**PROBLEM STATEMENT**
Omit the images, then output each of the records below exactly.

## BEGIN

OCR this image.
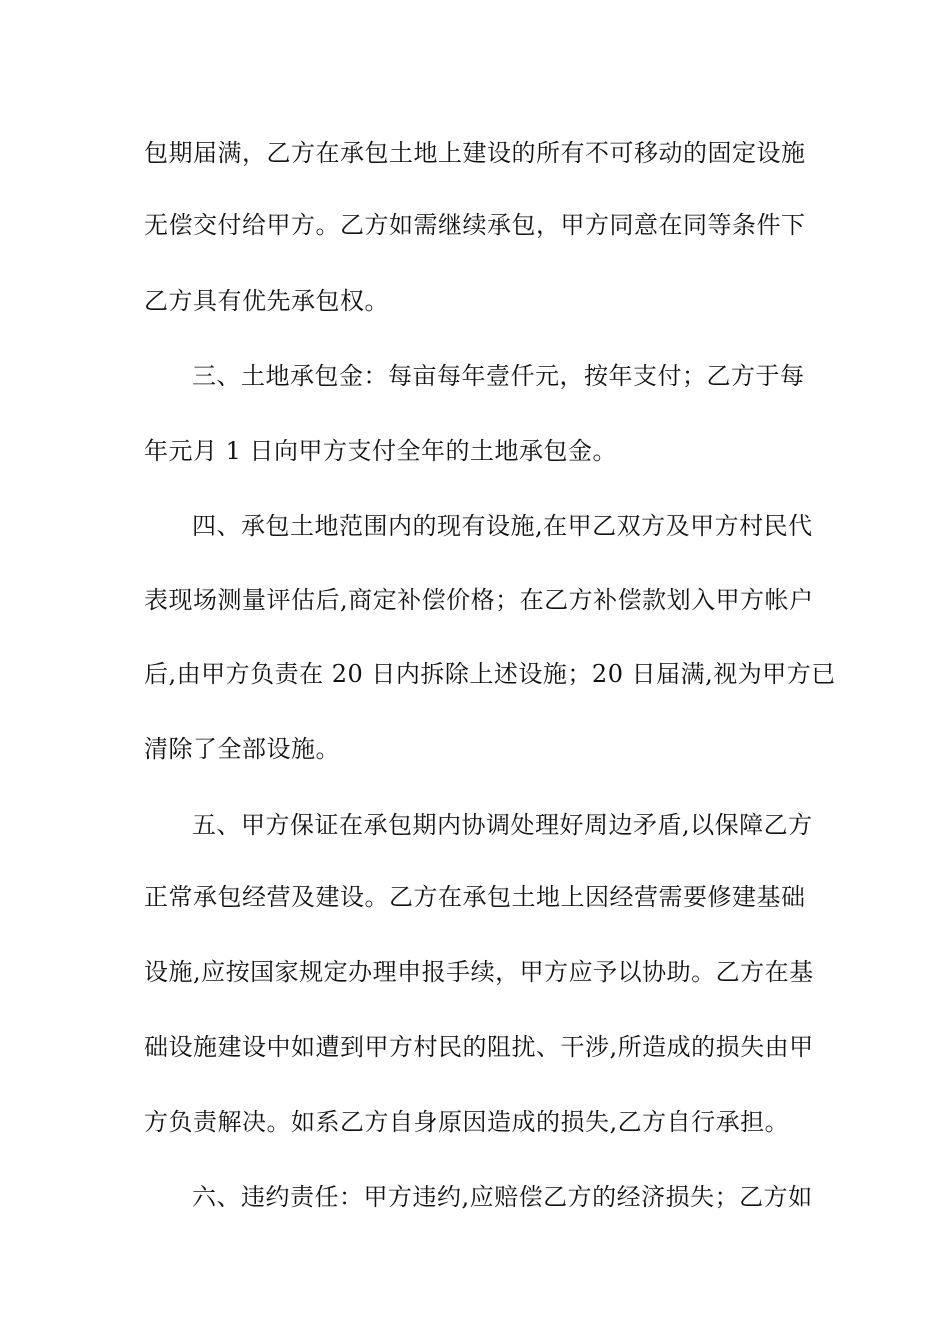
包期届满，乙方在承包土地上建设的所有不可移动的固定设施
无偿交付给甲方。乙方如需继续承包，甲方同意在同等条件下
乙方具有优先承包权。
三、土地承包金：每亩每年壹仟元，按年支付；乙方于每
年元月 1 日向甲方支付全年的土地承包金。
四、承包土地范围内的现有设施,在甲乙双方及甲方村民代
表现场测量评估后,商定补偿价格；在乙方补偿款划入甲方帐户
后,由甲方负责在 20 日内拆除上述设施；20 日届满,视为甲方已
清除了全部设施。
五、甲方保证在承包期内协调处理好周边矛盾,以保障乙方
正常承包经营及建设。乙方在承包土地上因经营需要修建基础
设施,应按国家规定办理申报手续，甲方应予以协助。乙方在基
础设施建设中如遭到甲方村民的阻扰、干涉,所造成的损失由甲
方负责解决。如系乙方自身原因造成的损失,乙方自行承担。
六、违约责任：甲方违约,应赔偿乙方的经济损失；乙方如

## END

**OUTPUT OF THE EXERCISE**
OCR this image.
包期届满，乙方在承包土地上建设的所有不可移动的固定设施
无偿交付给甲方。乙方如需继续承包，甲方同意在同等条件下
乙方具有优先承包权。
三、土地承包金：每亩每年壹仟元，按年支付；乙方于每
年元月 1 日向甲方支付全年的土地承包金。
四、承包土地范围内的现有设施,在甲乙双方及甲方村民代
表现场测量评估后,商定补偿价格；在乙方补偿款划入甲方帐户
后,由甲方负责在 20 日内拆除上述设施；20 日届满,视为甲方已
清除了全部设施。
五、甲方保证在承包期内协调处理好周边矛盾,以保障乙方
正常承包经营及建设。乙方在承包土地上因经营需要修建基础
设施,应按国家规定办理申报手续，甲方应予以协助。乙方在基
础设施建设中如遭到甲方村民的阻扰、干涉,所造成的损失由甲
方负责解决。如系乙方自身原因造成的损失,乙方自行承担。
六、违约责任：甲方违约,应赔偿乙方的经济损失；乙方如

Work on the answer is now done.